- GOALS
1. Reproduce the part of the bias-model page between "In addition, the" and "following running template.", inclusive.
2. For each statement below, say whether the bias-model page supports it, answering yes or no and quoting the words of the page that decide it. (a) For FEVER, the dataset should be placed in the relative path "data/fact_verification". (b) To train the QQP bias model used in the paper, the page points to "notebooks/Bias_Model_FEVER.ipynb". (c) The evaluate_mult example sets the CUDA device to 1.

+++ PAGE +++

We can evaluate multiple evaluation datasets at once using ``'evaluate_mult''

MNLI_PARAMS=($MODEL_DIR/model.tar.gz  
<evaluation_set_a>.jsonl:<evaluation_set_b>.jsonl
--output-file=$MODEL_DIR/result_a.txt:$MODEL_DIR/result_b.txt
--cuda-device=0
--include-package=my_package)
allennlp evaluate_mult ${MNLI_PARAMS[@]}

In Details

Training and load a bias model

MNLI

  • Create customized features for training the bias model. The example in "notebooks/Build_features_extraction.ipynb".
  • For the bias model used in the paper, see "notebooks/Bias_Model_3_classes.ipynb" or "notebooks/Bias_Model_use_our_features.ipynb".

FEVER

Firstly, we need to make sure that the dataset is well placed in the relative path "data/fact_verification". For convenient, you can run the "download.sh" and "preprocess.sh" scripts in the path "data/fact_verification" to get a FEVER dataset. In order to train the bias model for FEVER dataset, you can configure the following parameters in "notebooks/Bias_Model_FEVER.ipynb" file. Then we run all the python script in this file for training the bias model and save it into your pointed path.

DUMMY_PREFIX = "" # "sample_" for few samples and "" for the real one

TRAIN_DATA_FILE = "../data/fact_verification/%sfever.train.jsonl"%DUMMY_PREFIX
VAL_DATA_FILE = "../data/fact_verification/%sfever.val.jsonl"%DUMMY_PREFIX
DEV_DATA_FILE = "../data/fact_verification/%sfever.dev.jsonl"%DUMMY_PREFIX
TEST_DATA_FILE = "../data/fact_verification/fever_symmetric_v0.1.test.jsonl"
WEIGHT_KEY = "sample_weight"
OUTPUT_VAL_DATA_FILE = "../data/fact_verification/%sweighted_fever.val.jsonl"%DUMMY_PREFIX
OUTPUT_TRAIN_DATA_FILE = "../data/fact_verification/%sweighted_fever.train.jsonl"%DUMMY_PREFIX
SAVED_MODEL_PATH = "../results/fever/bias_model"

In addition, the example process of loading bias model is also contains in "notebooks/Bias_Model_FEVER.ipynb".

QQP

  • Create features for training the bias model. The example in "notebooks/qqp_features_extraction.ipynb".
  • To train the bias model used in the paper, see: "notebooks/qqp_feature_classification_using_MaxEnt.ipynb".

How to train a main model

Once you have the scripts and the dataset available on your local machine, the training process of the main model could be execute via the following running template.

+++ RECORDS PROVIDED +++

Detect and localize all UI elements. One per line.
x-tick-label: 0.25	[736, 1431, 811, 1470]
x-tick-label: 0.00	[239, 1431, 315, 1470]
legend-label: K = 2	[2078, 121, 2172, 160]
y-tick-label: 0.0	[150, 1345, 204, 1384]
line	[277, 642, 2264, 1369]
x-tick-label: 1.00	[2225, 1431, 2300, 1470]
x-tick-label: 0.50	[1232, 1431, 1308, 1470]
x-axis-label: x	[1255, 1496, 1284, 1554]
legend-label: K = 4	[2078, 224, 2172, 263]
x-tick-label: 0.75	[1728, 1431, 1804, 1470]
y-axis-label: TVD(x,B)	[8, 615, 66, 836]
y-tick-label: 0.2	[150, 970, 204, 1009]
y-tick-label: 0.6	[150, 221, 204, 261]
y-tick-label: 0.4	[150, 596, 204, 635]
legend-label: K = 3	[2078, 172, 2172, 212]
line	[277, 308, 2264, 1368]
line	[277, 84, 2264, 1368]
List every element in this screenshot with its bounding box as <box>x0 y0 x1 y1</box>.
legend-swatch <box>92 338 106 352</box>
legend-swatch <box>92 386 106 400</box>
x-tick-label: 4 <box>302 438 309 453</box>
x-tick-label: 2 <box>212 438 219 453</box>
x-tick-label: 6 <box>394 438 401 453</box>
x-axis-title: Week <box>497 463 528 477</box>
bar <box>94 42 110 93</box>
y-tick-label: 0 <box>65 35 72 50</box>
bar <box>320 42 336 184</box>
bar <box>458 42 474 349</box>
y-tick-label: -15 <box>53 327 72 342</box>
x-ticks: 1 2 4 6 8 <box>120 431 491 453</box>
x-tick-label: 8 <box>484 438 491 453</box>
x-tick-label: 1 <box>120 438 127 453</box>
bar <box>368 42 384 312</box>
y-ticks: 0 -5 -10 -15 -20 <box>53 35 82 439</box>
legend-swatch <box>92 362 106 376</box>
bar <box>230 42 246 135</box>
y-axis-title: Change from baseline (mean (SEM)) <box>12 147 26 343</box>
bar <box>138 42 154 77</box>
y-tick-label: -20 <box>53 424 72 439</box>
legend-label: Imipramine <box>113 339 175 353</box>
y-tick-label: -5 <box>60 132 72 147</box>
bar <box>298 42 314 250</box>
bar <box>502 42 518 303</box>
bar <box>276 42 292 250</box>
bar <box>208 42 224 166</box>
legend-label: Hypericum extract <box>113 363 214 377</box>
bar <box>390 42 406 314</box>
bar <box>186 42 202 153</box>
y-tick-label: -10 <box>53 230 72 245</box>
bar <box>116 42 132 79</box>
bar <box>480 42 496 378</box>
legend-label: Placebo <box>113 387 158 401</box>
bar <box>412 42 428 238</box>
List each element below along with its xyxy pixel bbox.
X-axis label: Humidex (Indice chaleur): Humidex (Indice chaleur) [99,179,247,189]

+++

- TASK-BY-TASK SOLUTIONS
1.
In addition, the example process of loading bias model is also contains in "notebooks/Bias_Model_FEVER.ipynb".

QQP

  • Create features for training the bias model. The example in "notebooks/qqp_features_extraction.ipynb".
  • To train the bias model used in the paper, see: "notebooks/qqp_feature_classification_using_MaxEnt.ipynb".

How to train a main model

Once you have the scripts and the dataset available on your local machine, the training process of the main model could be execute via the following running template.

2.
(a) Yes: "we need to make sure that the dataset is well placed in the relative path "data/fact_verification"."
(b) No: "To train the bias model used in the paper, see: "notebooks/qqp_feature_classification_using_MaxEnt.ipynb"."
(c) No: "--cuda-device=0"